> [What is needed]: Gather every line holding the string "ENSERES".

> [Information given]:
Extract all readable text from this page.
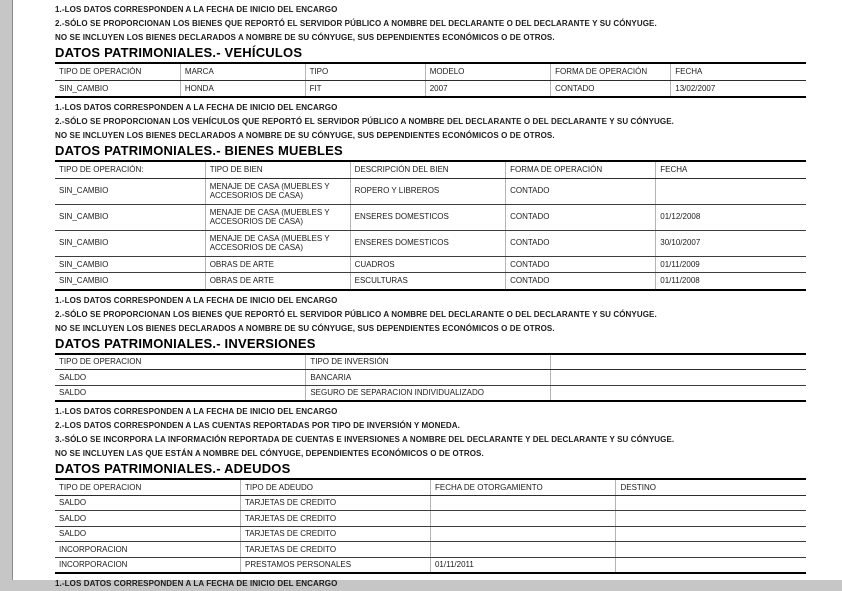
1.-LOS DATOS CORRESPONDEN A LA FECHA DE INICIO DEL ENCARGO

2.-SÓLO SE PROPORCIONAN LOS BIENES QUE REPORTÓ EL SERVIDOR PÚBLICO A NOMBRE DEL DECLARANTE O DEL DECLARANTE Y SU CÓNYUGE.

NO SE INCLUYEN LOS BIENES DECLARADOS A NOMBRE DE SU CÓNYUGE, SUS DEPENDIENTES ECONÓMICOS O DE OTROS.

DATOS PATRIMONIALES.- VEHÍCULOS
TIPO DE OPERACIÓN	MARCA	TIPO	MODELO	FORMA DE OPERACIÓN	FECHA
SIN_CAMBIO	HONDA	FIT	2007	CONTADO	13/02/2007

1.-LOS DATOS CORRESPONDEN A LA FECHA DE INICIO DEL ENCARGO

2.-SÓLO SE PROPORCIONAN LOS VEHÍCULOS QUE REPORTÓ EL SERVIDOR PÚBLICO A NOMBRE DEL DECLARANTE O DEL DECLARANTE Y SU CÓNYUGE.

NO SE INCLUYEN LOS BIENES DECLARADOS A NOMBRE DE SU CÓNYUGE, SUS DEPENDIENTES ECONÓMICOS O DE OTROS.

DATOS PATRIMONIALES.- BIENES MUEBLES
TIPO DE OPERACIÓN:	TIPO DE BIEN	DESCRIPCIÓN DEL BIEN	FORMA DE OPERACIÓN	FECHA
SIN_CAMBIO	MENAJE DE CASA (MUEBLES Y ACCESORIOS DE CASA)	ROPERO Y LIBREROS	CONTADO	
SIN_CAMBIO	MENAJE DE CASA (MUEBLES Y ACCESORIOS DE CASA)	ENSERES DOMESTICOS	CONTADO	01/12/2008
SIN_CAMBIO	MENAJE DE CASA (MUEBLES Y ACCESORIOS DE CASA)	ENSERES DOMESTICOS	CONTADO	30/10/2007
SIN_CAMBIO	OBRAS DE ARTE	CUADROS	CONTADO	01/11/2009
SIN_CAMBIO	OBRAS DE ARTE	ESCULTURAS	CONTADO	01/11/2008

1.-LOS DATOS CORRESPONDEN A LA FECHA DE INICIO DEL ENCARGO

2.-SÓLO SE PROPORCIONAN LOS BIENES QUE REPORTÓ EL SERVIDOR PÚBLICO A NOMBRE DEL DECLARANTE O DEL DECLARANTE Y SU CÓNYUGE.

NO SE INCLUYEN LOS BIENES DECLARADOS A NOMBRE DE SU CÓNYUGE, SUS DEPENDIENTES ECONÓMICOS O DE OTROS.

DATOS PATRIMONIALES.- INVERSIONES
TIPO DE OPERACION	TIPO DE INVERSIÓN	
SALDO	BANCARIA	
SALDO	SEGURO DE SEPARACION INDIVIDUALIZADO	

1.-LOS DATOS CORRESPONDEN A LA FECHA DE INICIO DEL ENCARGO

2.-LOS DATOS CORRESPONDEN A LAS CUENTAS REPORTADAS POR TIPO DE INVERSIÓN Y MONEDA.

3.-SÓLO SE INCORPORA LA INFORMACIÓN REPORTADA DE CUENTAS E INVERSIONES A NOMBRE DEL DECLARANTE Y DEL DECLARANTE Y SU CÓNYUGE.

NO SE INCLUYEN LAS QUE ESTÁN A NOMBRE DEL CÓNYUGE, DEPENDIENTES ECONÓMICOS O DE OTROS.

DATOS PATRIMONIALES.- ADEUDOS
TIPO DE OPERACION	TIPO DE ADEUDO	FECHA DE OTORGAMIENTO	DESTINO
SALDO	TARJETAS DE CREDITO		
SALDO	TARJETAS DE CREDITO		
SALDO	TARJETAS DE CREDITO		
INCORPORACION	TARJETAS DE CREDITO		
INCORPORACION	PRESTAMOS PERSONALES	01/11/2011	

1.-LOS DATOS CORRESPONDEN A LA FECHA DE INICIO DEL ENCARGO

> [Problem solution]:
SIN_CAMBIO	MENAJE DE CASA (MUEBLES Y ACCESORIOS DE CASA)	ENSERES DOMESTICOS	CONTADO	01/12/2008
SIN_CAMBIO	MENAJE DE CASA (MUEBLES Y ACCESORIOS DE CASA)	ENSERES DOMESTICOS	CONTADO	30/10/2007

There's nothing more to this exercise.